*** TASK MATERIAL Section Begins ***
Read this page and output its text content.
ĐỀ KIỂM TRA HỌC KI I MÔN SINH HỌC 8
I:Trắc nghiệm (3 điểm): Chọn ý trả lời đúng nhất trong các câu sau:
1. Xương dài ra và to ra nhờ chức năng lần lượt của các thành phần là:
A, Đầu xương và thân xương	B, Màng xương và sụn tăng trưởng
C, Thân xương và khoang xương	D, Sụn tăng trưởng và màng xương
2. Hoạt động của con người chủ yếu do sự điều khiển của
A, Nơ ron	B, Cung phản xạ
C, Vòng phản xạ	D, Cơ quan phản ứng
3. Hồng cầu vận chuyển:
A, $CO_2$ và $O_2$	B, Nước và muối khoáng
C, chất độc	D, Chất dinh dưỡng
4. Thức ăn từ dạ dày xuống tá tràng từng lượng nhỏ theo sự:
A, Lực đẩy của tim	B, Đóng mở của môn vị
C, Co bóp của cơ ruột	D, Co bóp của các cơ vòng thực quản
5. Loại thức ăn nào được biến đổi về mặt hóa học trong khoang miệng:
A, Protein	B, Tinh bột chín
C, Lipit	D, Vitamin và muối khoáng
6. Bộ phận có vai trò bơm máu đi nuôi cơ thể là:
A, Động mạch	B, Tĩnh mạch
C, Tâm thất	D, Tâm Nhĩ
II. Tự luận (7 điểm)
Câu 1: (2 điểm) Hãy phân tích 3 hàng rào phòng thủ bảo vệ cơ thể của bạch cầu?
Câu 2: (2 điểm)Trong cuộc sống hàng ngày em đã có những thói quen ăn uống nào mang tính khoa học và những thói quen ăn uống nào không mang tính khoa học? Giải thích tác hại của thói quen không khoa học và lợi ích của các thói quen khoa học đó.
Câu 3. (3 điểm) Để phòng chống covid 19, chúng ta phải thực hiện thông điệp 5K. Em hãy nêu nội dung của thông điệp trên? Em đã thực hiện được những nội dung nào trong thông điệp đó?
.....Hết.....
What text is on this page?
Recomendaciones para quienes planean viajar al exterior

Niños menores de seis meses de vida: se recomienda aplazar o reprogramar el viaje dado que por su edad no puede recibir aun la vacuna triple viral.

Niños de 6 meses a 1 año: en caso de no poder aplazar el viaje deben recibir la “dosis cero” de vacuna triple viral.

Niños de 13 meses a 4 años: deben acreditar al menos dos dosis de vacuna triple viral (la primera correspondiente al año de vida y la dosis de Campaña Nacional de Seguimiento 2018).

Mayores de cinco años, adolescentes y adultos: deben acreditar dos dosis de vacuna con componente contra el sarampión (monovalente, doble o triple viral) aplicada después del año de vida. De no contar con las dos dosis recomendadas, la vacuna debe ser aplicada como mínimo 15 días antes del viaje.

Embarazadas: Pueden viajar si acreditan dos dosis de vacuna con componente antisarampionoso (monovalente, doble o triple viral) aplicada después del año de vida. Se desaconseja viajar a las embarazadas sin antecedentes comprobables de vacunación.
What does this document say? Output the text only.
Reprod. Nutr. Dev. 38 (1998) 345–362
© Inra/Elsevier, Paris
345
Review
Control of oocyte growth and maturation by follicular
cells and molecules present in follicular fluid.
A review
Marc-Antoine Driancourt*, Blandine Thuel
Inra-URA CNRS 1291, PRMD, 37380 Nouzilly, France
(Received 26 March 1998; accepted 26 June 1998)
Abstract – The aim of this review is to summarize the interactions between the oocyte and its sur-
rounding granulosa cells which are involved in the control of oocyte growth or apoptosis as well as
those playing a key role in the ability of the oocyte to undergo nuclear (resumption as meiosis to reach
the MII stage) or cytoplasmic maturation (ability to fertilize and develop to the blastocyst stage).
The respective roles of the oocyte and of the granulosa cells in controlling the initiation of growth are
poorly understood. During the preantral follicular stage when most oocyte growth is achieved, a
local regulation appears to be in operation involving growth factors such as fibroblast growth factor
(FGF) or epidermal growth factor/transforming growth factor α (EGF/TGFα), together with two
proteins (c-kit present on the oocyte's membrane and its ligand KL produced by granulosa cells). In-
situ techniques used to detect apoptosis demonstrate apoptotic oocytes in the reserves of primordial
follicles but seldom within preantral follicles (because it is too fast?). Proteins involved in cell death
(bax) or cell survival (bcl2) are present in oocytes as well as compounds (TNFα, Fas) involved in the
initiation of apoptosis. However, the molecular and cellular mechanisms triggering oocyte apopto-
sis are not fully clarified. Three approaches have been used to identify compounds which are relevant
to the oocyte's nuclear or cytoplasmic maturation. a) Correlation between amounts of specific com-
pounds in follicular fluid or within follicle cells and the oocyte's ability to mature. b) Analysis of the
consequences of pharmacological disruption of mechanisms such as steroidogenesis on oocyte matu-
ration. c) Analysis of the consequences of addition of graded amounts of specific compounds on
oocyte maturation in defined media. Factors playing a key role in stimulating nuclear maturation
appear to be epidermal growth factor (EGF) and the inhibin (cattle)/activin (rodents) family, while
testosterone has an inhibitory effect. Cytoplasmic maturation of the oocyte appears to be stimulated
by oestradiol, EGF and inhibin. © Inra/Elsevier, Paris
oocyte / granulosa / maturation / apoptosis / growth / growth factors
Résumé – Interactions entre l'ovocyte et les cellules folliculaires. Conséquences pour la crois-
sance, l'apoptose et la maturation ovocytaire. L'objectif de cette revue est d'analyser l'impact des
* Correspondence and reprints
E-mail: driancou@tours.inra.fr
*** TASK MATERIAL Section Ends ***
* YOUR OBJECTIVE
Search the entries for the string "aplazar" and collect each line that has it.

* TASK SOLUTION
Niños menores de seis meses de vida: se recomienda aplazar o reprogramar el viaje dado que por su edad no puede recibir aun la vacuna triple viral.
Niños de 6 meses a 1 año: en caso de no poder aplazar el viaje deben recibir la “dosis cero” de vacuna triple viral.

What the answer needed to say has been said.